--- START Provided data ---

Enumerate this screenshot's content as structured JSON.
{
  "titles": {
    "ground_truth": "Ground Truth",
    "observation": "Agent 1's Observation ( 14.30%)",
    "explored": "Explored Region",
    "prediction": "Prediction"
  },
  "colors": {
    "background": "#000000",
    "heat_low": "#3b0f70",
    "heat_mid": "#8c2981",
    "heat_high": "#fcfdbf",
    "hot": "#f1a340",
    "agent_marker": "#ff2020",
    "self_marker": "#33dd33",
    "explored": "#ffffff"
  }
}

--- END Provided data ---

Please repeat the listing above in full and exactly.

**Response for this exercise:**
Enumerate this screenshot's content as structured JSON.
{
  "titles": {
    "ground_truth": "Ground Truth",
    "observation": "Agent 1's Observation ( 14.30%)",
    "explored": "Explored Region",
    "prediction": "Prediction"
  },
  "colors": {
    "background": "#000000",
    "heat_low": "#3b0f70",
    "heat_mid": "#8c2981",
    "heat_high": "#fcfdbf",
    "hot": "#f1a340",
    "agent_marker": "#ff2020",
    "self_marker": "#33dd33",
    "explored": "#ffffff"
  }
}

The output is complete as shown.